WHAT THE TASK ASKS — Exclude the pictures and retype the entries as written.

MATERIAL TO PROCESS —
+++

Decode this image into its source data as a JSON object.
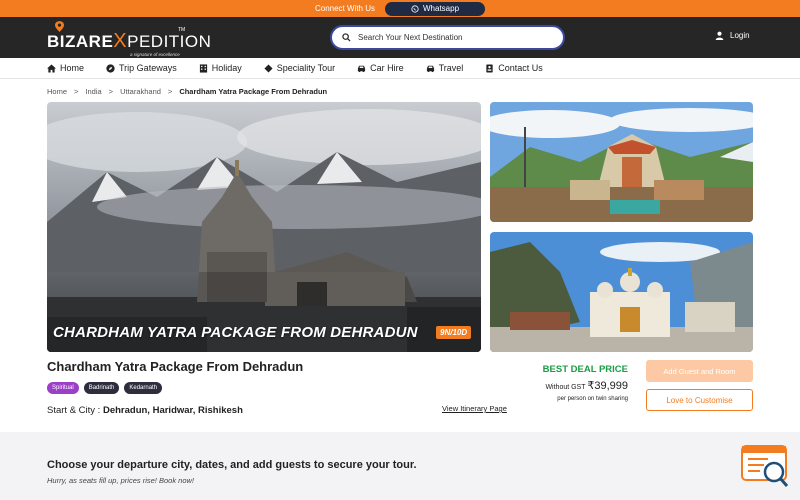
{
  "topbar": {
    "connect_text": "Connect With Us",
    "whatsapp_label": "Whatsapp"
  },
  "header": {
    "logo": {
      "bizare": "BIZARE",
      "x": "X",
      "pedition": "PEDITION",
      "tagline": "a signature of excellence",
      "tm": "TM"
    },
    "search_placeholder": "Search Your Next Destination",
    "login_label": "Login"
  },
  "nav": {
    "items": [
      {
        "label": "Home",
        "icon": "home-icon"
      },
      {
        "label": "Trip Gateways",
        "icon": "compass-icon"
      },
      {
        "label": "Holiday",
        "icon": "hotel-icon"
      },
      {
        "label": "Speciality Tour",
        "icon": "diamond-icon"
      },
      {
        "label": "Car Hire",
        "icon": "car-icon"
      },
      {
        "label": "Travel",
        "icon": "car-icon"
      },
      {
        "label": "Contact Us",
        "icon": "contact-icon"
      }
    ]
  },
  "breadcrumb": {
    "items": [
      "Home",
      "India",
      "Uttarakhand"
    ],
    "separator": ">",
    "current": "Chardham Yatra Package From Dehradun"
  },
  "hero": {
    "overlay_title": "CHARDHAM YATRA PACKAGE FROM DEHRADUN",
    "duration": "9N/10D"
  },
  "package": {
    "title": "Chardham Yatra Package From Dehradun",
    "tags": [
      "Spiritual",
      "Badrinath",
      "Kedarnath"
    ],
    "start_city_label": "Start & City :",
    "start_city_value": "Dehradun, Haridwar, Rishikesh",
    "itinerary_link": "View Itinerary Page"
  },
  "pricing": {
    "deal_label": "BEST DEAL PRICE",
    "without_gst": "Without GST",
    "price": "₹39,999",
    "per_person": "per person on twin sharing",
    "add_button": "Add Guest and Room",
    "customise_button": "Love to Customise"
  },
  "bottom": {
    "title": "Choose your departure city, dates, and add guests to secure your tour.",
    "subtitle": "Hurry, as seats fill up, prices rise! Book now!"
  },
  "colors": {
    "brand_orange": "#f47c20",
    "header_dark": "#262626",
    "deal_green": "#1a9e45",
    "search_border": "#3a4a9c"
  }
}
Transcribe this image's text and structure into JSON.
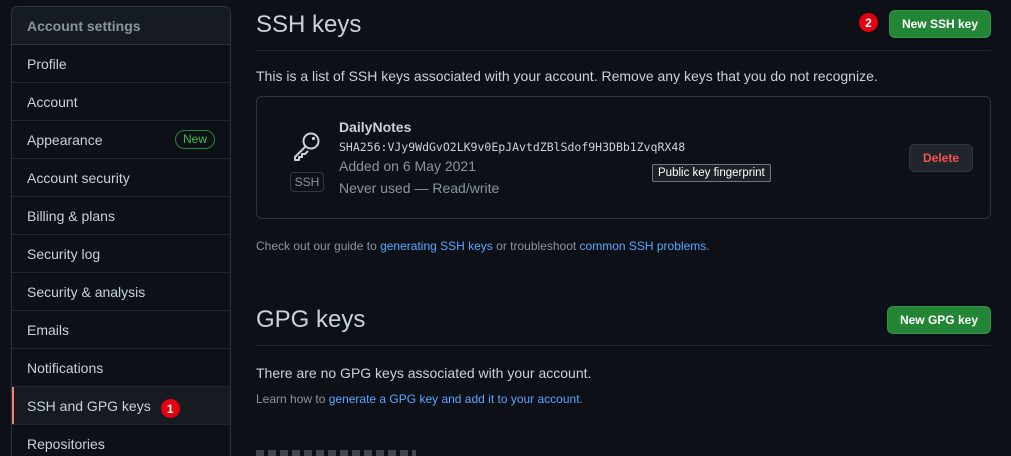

+++

EXERCISE SOLUTION —
Decode this image into its source data as a JSON object.
{
  "topbar": {
    "connect_text": "Connect With Us",
    "whatsapp_label": "Whatsapp"
  },
  "header": {
    "logo": {
      "bizare": "BIZARE",
      "x": "X",
      "pedition": "PEDITION",
      "tagline": "a signature of excellence",
      "tm": "TM"
    },
    "search_placeholder": "Search Your Next Destination",
    "login_label": "Login"
  },
  "nav": {
    "items": [
      {
        "label": "Home",
        "icon": "home-icon"
      },
      {
        "label": "Trip Gateways",
        "icon": "compass-icon"
      },
      {
        "label": "Holiday",
        "icon": "hotel-icon"
      },
      {
        "label": "Speciality Tour",
        "icon": "diamond-icon"
      },
      {
        "label": "Car Hire",
        "icon": "car-icon"
      },
      {
        "label": "Travel",
        "icon": "car-icon"
      },
      {
        "label": "Contact Us",
        "icon": "contact-icon"
      }
    ]
  },
  "breadcrumb": {
    "items": [
      "Home",
      "India",
      "Uttarakhand"
    ],
    "separator": ">",
    "current": "Chardham Yatra Package From Dehradun"
  },
  "hero": {
    "overlay_title": "CHARDHAM YATRA PACKAGE FROM DEHRADUN",
    "duration": "9N/10D"
  },
  "package": {
    "title": "Chardham Yatra Package From Dehradun",
    "tags": [
      "Spiritual",
      "Badrinath",
      "Kedarnath"
    ],
    "start_city_label": "Start & City :",
    "start_city_value": "Dehradun, Haridwar, Rishikesh",
    "itinerary_link": "View Itinerary Page"
  },
  "pricing": {
    "deal_label": "BEST DEAL PRICE",
    "without_gst": "Without GST",
    "price": "₹39,999",
    "per_person": "per person on twin sharing",
    "add_button": "Add Guest and Room",
    "customise_button": "Love to Customise"
  },
  "bottom": {
    "title": "Choose your departure city, dates, and add guests to secure your tour.",
    "subtitle": "Hurry, as seats fill up, prices rise! Book now!"
  },
  "colors": {
    "brand_orange": "#f47c20",
    "header_dark": "#262626",
    "deal_green": "#1a9e45",
    "search_border": "#3a4a9c"
  }
}
Transcribe this image's text and structure into JSON.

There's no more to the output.